— start DATA SECTION —

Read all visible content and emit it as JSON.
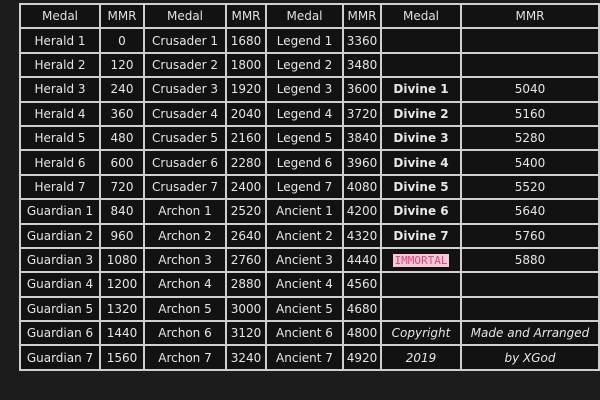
{
  "headers": [
    "Medal",
    "MMR",
    "Medal",
    "MMR",
    "Medal",
    "MMR",
    "Medal",
    "MMR"
  ],
  "rows": [
    [
      "Herald 1",
      "0",
      "Crusader 1",
      "1680",
      "Legend 1",
      "3360",
      "",
      ""
    ],
    [
      "Herald 2",
      "120",
      "Crusader 2",
      "1800",
      "Legend 2",
      "3480",
      "",
      ""
    ],
    [
      "Herald 3",
      "240",
      "Crusader 3",
      "1920",
      "Legend 3",
      "3600",
      "Divine 1",
      "5040"
    ],
    [
      "Herald 4",
      "360",
      "Crusader 4",
      "2040",
      "Legend 4",
      "3720",
      "Divine 2",
      "5160"
    ],
    [
      "Herald 5",
      "480",
      "Crusader 5",
      "2160",
      "Legend 5",
      "3840",
      "Divine 3",
      "5280"
    ],
    [
      "Herald 6",
      "600",
      "Crusader 6",
      "2280",
      "Legend 6",
      "3960",
      "Divine 4",
      "5400"
    ],
    [
      "Herald 7",
      "720",
      "Crusader 7",
      "2400",
      "Legend 7",
      "4080",
      "Divine 5",
      "5520"
    ],
    [
      "Guardian 1",
      "840",
      "Archon 1",
      "2520",
      "Ancient 1",
      "4200",
      "Divine 6",
      "5640"
    ],
    [
      "Guardian 2",
      "960",
      "Archon 2",
      "2640",
      "Ancient 2",
      "4320",
      "Divine 7",
      "5760"
    ],
    [
      "Guardian 3",
      "1080",
      "Archon 3",
      "2760",
      "Ancient 3",
      "4440",
      "IMMORTAL",
      "5880"
    ],
    [
      "Guardian 4",
      "1200",
      "Archon 4",
      "2880",
      "Ancient 4",
      "4560",
      "",
      ""
    ],
    [
      "Guardian 5",
      "1320",
      "Archon 5",
      "3000",
      "Ancient 5",
      "4680",
      "",
      ""
    ],
    [
      "Guardian 6",
      "1440",
      "Archon 6",
      "3120",
      "Ancient 6",
      "4800",
      "Copyright",
      "Made and Arranged"
    ],
    [
      "Guardian 7",
      "1560",
      "Archon 7",
      "3240",
      "Ancient 7",
      "4920",
      "2019",
      "by XGod"
    ]
  ],
  "colors": {
    "immortal_text": "#e0407a",
    "immortal_bg": "#f6c8d8",
    "cell_bg": "#121212",
    "border": "#cfcfcf"
  }
}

— end DATA SECTION —

TASK INSTRUCTIONS:
State how many lines of the records above contain the word "Legend", and give only that number.

EXERCISE RESULT:
7